→ The exercise
Copy every line that mentions the word "wood".

━━━━━━━━━━━━━━━━━━━━━━━━━━━━━━

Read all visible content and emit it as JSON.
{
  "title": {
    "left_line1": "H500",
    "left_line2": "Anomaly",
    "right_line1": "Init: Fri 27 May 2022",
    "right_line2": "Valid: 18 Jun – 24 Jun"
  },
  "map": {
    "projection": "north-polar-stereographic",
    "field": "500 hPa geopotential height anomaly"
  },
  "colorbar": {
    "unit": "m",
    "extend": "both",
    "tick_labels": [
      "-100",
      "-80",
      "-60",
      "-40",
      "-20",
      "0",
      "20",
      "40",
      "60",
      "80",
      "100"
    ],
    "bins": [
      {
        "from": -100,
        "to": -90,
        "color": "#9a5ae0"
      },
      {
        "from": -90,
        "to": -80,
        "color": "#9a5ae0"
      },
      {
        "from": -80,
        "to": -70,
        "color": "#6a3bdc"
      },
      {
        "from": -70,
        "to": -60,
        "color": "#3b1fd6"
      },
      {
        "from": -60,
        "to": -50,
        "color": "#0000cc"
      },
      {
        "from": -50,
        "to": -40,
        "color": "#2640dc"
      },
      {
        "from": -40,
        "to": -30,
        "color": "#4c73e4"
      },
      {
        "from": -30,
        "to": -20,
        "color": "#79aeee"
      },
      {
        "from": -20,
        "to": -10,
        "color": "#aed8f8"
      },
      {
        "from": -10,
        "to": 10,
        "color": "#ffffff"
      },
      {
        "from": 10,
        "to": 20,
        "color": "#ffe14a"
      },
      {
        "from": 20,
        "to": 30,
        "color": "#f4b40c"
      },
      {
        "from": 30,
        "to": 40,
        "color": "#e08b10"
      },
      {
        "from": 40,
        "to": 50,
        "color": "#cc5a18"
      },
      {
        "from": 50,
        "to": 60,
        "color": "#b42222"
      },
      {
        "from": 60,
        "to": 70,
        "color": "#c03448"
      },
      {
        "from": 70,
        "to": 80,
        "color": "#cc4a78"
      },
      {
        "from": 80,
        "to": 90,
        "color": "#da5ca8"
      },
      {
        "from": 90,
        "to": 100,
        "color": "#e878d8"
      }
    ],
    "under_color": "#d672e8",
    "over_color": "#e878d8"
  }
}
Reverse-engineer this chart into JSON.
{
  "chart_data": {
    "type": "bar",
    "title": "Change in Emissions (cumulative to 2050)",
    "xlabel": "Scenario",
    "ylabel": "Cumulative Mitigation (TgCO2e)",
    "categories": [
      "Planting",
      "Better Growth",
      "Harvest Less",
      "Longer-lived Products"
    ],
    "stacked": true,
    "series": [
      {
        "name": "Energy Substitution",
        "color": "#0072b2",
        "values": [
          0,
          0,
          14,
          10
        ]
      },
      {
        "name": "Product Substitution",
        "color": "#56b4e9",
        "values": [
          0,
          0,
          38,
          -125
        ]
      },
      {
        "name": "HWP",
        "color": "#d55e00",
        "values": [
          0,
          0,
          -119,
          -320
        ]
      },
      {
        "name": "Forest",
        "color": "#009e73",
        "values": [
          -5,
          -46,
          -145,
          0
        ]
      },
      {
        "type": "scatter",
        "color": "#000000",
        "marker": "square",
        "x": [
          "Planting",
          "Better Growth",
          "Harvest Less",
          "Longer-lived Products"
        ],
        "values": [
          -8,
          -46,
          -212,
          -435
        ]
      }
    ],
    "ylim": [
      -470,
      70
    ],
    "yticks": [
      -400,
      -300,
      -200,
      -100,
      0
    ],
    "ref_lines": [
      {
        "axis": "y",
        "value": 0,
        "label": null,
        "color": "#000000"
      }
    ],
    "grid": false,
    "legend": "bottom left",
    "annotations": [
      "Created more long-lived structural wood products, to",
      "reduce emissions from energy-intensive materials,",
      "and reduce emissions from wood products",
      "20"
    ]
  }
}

━━━━━━━━━━━━━━━━━━━━━━━━━━━━━━

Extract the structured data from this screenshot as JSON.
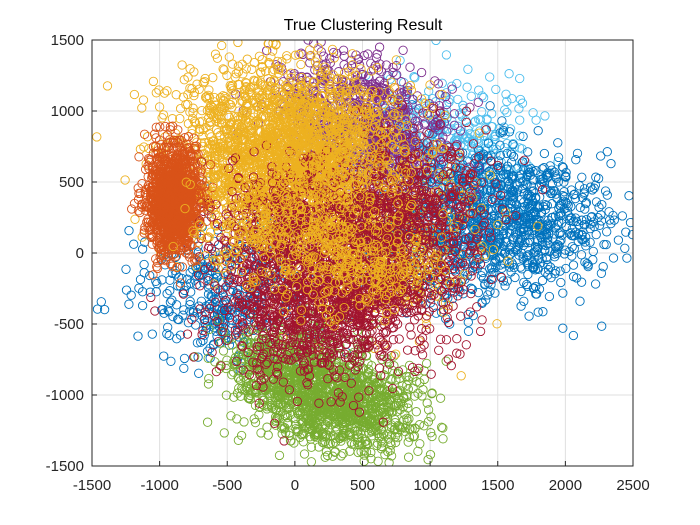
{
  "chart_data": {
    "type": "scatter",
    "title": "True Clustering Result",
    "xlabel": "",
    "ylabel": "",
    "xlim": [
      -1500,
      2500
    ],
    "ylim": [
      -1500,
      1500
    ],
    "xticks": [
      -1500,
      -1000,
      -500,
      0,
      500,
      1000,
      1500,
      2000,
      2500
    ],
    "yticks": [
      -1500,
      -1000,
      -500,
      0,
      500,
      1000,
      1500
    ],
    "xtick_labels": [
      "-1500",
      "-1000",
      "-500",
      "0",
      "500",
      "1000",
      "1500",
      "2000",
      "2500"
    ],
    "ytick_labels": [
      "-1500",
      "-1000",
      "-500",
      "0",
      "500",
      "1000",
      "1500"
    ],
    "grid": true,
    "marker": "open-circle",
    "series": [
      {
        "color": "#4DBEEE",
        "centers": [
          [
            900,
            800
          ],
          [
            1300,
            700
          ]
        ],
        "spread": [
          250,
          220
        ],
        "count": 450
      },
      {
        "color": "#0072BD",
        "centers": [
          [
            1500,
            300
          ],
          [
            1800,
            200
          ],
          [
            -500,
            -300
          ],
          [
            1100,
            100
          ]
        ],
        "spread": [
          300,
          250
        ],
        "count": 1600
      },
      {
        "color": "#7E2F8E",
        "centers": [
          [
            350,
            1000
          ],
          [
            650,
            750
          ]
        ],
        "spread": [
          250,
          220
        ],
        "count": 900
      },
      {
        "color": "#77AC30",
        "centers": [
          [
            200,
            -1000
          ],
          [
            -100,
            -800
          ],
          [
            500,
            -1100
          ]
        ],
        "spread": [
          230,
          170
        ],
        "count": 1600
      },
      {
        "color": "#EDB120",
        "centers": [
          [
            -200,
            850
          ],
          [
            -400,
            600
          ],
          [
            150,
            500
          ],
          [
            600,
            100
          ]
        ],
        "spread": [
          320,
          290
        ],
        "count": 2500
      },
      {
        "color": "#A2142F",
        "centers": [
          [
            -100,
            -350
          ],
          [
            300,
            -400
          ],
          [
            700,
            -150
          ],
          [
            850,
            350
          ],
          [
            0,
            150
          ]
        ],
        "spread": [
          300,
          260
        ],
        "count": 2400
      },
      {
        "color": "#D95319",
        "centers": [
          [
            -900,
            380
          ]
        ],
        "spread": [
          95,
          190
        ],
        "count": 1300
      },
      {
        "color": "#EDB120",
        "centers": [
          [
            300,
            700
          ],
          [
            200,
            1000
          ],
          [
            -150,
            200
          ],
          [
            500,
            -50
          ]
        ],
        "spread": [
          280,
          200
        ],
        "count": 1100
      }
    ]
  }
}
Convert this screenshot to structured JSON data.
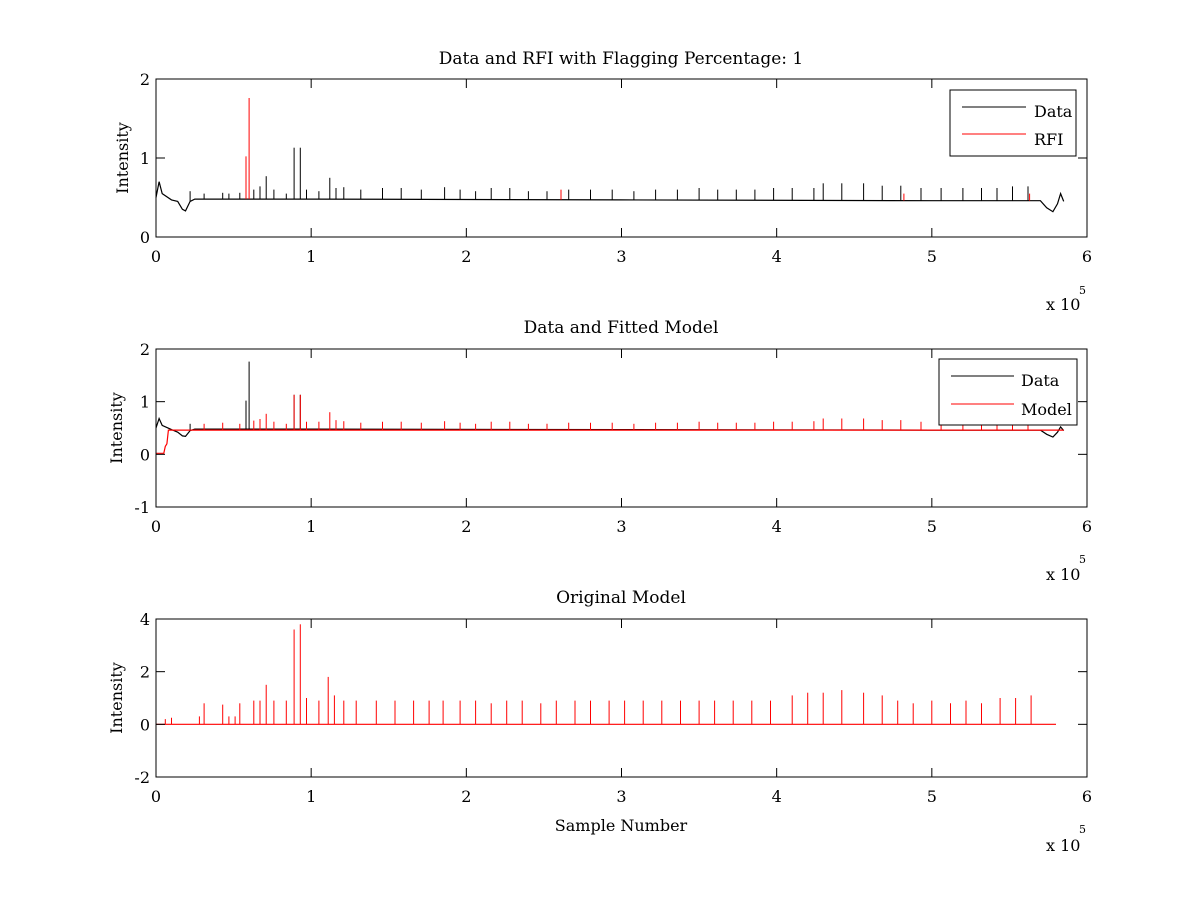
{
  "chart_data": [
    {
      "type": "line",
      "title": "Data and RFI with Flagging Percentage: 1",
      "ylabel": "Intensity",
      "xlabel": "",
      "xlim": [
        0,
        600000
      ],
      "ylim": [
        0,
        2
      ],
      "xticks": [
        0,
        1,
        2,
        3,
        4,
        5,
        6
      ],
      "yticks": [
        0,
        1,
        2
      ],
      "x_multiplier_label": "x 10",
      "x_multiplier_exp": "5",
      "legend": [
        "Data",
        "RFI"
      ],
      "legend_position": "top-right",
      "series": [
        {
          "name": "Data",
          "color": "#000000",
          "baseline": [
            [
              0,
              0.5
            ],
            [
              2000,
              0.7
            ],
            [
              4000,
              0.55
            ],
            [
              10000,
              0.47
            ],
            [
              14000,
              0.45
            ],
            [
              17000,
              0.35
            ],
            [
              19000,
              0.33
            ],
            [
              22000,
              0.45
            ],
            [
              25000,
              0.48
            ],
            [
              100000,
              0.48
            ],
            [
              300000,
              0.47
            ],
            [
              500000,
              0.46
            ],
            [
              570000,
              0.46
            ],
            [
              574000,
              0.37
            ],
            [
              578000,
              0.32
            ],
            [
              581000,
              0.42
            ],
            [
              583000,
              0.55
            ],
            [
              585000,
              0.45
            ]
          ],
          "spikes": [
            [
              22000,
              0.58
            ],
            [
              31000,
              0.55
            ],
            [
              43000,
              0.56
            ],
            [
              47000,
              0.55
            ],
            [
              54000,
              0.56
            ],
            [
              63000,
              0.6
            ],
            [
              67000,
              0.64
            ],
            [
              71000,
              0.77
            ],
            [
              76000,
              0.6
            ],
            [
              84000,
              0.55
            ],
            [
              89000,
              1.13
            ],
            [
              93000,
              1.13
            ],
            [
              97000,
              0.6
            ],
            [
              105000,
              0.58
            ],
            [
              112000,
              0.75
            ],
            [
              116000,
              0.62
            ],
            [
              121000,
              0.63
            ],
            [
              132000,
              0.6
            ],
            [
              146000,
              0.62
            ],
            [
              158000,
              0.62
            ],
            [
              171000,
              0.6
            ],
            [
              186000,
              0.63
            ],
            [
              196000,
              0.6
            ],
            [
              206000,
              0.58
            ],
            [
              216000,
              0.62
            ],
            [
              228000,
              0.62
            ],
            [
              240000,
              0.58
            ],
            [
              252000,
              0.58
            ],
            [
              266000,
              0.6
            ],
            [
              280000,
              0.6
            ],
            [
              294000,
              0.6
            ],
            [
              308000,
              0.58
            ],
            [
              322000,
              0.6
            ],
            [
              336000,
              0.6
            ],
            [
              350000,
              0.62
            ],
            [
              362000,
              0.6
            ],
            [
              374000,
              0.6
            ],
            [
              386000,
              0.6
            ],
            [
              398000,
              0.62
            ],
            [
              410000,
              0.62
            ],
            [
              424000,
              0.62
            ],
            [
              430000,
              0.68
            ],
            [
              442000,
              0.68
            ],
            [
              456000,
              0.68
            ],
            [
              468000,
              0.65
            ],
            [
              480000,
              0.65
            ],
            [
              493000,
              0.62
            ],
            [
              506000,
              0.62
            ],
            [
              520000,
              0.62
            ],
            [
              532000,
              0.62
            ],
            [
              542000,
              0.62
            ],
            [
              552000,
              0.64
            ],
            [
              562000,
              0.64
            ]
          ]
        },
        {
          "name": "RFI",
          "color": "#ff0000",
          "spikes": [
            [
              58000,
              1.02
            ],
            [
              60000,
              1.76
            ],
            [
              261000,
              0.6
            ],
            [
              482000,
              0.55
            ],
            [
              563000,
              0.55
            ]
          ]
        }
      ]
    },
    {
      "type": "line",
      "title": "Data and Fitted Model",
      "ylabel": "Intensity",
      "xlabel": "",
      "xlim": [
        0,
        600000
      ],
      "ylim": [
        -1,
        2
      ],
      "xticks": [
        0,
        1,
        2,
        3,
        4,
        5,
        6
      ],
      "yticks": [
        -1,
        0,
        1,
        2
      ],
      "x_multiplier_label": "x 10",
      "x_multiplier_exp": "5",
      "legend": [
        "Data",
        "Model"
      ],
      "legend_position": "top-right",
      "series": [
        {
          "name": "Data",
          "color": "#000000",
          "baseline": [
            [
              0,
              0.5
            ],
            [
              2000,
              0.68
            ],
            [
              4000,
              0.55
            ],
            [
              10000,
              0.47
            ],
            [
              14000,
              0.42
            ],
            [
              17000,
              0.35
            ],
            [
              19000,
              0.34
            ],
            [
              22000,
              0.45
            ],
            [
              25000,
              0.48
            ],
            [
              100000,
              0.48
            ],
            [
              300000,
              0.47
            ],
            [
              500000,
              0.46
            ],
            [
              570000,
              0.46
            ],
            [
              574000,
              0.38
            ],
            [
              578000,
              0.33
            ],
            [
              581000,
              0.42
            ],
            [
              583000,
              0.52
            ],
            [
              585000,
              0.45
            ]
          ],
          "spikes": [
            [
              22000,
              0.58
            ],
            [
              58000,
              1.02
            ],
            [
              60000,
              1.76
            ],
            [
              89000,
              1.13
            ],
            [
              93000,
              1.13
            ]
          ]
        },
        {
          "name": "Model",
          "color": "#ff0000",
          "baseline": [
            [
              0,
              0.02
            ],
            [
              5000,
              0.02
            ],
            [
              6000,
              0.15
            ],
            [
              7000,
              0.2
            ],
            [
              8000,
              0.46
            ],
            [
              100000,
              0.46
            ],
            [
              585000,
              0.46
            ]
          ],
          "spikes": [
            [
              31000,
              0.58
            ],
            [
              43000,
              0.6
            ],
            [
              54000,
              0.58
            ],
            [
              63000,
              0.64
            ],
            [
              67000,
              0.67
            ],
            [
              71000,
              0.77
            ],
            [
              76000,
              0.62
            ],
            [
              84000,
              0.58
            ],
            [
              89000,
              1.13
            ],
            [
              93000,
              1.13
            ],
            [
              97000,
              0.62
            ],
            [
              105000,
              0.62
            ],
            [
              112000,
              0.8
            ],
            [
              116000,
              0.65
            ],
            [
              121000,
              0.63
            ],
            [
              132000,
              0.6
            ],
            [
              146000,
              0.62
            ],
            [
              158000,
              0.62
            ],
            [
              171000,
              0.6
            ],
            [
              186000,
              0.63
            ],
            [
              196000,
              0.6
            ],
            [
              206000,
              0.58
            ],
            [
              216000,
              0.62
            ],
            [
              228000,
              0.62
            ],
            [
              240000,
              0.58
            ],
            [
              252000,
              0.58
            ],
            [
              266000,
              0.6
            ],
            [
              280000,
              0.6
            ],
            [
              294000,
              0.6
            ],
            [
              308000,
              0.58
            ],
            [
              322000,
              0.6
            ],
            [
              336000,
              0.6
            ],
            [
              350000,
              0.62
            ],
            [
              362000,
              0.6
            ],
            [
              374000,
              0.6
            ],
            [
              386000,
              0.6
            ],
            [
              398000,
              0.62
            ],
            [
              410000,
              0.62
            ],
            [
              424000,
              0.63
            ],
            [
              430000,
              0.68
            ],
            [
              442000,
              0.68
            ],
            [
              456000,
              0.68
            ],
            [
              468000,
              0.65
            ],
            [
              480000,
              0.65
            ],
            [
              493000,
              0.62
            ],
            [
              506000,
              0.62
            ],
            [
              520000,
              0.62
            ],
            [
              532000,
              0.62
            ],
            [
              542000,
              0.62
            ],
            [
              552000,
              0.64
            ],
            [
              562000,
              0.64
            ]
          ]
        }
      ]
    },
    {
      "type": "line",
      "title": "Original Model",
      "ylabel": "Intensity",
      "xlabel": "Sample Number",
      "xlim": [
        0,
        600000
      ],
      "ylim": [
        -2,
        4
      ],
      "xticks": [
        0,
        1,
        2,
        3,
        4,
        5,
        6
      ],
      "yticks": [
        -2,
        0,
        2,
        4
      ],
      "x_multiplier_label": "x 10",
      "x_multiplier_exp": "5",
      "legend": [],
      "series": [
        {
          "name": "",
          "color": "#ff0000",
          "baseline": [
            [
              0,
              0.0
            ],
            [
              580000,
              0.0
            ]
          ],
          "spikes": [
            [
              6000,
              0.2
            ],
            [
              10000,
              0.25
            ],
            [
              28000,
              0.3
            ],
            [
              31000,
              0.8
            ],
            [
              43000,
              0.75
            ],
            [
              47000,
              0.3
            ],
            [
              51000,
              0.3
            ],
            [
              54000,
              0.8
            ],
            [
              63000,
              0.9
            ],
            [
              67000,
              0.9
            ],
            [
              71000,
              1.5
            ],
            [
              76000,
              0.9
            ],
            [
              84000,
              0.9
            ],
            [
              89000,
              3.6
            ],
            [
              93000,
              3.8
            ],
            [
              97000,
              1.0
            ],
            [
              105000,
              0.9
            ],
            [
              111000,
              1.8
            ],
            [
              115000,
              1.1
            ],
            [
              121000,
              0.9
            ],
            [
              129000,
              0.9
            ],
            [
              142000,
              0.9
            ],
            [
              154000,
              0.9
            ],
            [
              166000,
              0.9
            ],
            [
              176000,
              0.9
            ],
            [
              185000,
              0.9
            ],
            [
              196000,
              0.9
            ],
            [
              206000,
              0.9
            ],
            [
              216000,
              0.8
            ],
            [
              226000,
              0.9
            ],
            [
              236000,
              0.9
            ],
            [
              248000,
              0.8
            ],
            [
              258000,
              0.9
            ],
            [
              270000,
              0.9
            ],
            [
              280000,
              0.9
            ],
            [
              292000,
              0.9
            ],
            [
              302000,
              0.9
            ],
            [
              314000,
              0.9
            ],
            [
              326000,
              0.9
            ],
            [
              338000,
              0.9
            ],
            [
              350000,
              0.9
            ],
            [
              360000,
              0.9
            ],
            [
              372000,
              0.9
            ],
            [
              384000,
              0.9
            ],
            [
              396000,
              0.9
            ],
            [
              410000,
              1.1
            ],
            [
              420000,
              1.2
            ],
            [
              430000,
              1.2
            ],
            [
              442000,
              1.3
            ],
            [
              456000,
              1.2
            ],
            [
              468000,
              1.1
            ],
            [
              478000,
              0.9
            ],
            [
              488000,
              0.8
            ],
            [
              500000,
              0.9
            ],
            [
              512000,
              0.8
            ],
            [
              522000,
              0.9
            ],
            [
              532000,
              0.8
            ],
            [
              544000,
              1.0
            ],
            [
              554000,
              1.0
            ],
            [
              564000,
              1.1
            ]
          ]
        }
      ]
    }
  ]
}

━━━━━━━━━━━━━━━━━━━━━━━━━━━━━━

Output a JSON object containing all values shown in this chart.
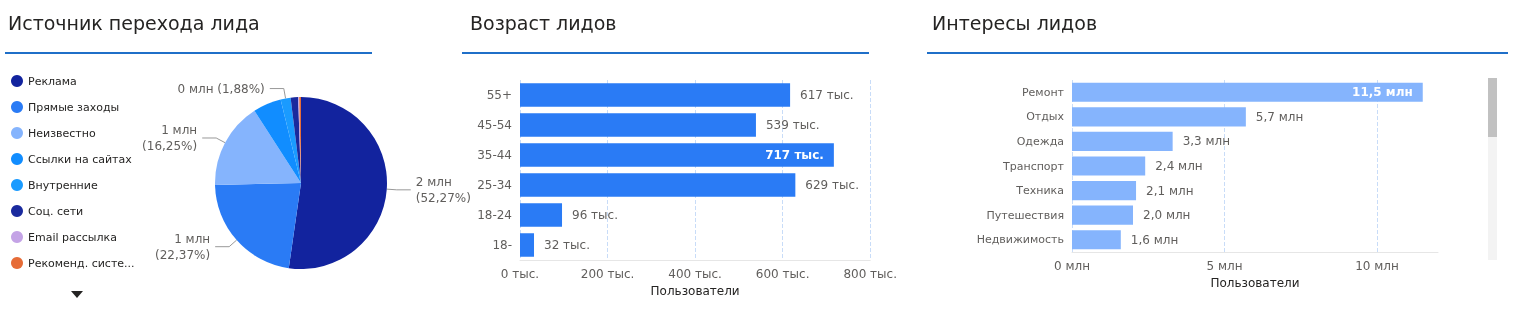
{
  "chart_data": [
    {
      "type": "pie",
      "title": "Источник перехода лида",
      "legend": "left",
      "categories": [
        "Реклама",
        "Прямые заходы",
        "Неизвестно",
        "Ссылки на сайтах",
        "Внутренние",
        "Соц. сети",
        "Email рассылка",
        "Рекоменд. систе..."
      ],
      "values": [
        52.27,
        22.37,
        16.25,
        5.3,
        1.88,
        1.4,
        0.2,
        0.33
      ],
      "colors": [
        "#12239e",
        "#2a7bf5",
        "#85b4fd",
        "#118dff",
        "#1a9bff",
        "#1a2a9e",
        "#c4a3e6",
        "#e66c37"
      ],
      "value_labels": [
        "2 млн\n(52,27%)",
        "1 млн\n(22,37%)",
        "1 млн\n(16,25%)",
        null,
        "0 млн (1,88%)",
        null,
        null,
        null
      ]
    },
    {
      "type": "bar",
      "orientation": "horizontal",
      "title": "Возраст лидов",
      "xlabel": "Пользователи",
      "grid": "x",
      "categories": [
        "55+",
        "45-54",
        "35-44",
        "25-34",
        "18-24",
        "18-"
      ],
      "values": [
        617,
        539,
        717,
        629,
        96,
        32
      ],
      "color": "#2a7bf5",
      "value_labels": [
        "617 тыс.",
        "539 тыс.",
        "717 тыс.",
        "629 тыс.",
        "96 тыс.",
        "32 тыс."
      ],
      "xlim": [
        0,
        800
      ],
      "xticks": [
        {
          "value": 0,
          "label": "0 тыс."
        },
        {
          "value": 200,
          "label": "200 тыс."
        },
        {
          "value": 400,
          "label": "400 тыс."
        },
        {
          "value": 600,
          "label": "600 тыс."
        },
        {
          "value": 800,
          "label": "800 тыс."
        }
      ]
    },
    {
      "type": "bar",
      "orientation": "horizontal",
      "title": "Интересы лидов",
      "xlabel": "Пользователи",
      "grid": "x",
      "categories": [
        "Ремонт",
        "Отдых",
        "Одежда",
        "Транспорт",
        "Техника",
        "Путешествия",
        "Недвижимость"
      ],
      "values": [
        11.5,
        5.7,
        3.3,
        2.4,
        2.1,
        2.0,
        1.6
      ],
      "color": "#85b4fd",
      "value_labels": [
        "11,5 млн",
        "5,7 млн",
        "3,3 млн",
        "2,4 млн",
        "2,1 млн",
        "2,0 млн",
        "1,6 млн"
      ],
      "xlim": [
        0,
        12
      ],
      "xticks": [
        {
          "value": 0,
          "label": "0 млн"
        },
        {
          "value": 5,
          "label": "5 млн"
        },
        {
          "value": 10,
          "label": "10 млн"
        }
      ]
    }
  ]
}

━━━━━━━━━━━━━━━━━━━━━━━━━━━━━━

→ Exercise answer
      "Created more long-lived structural wood products, to",
      "and reduce emissions from wood products",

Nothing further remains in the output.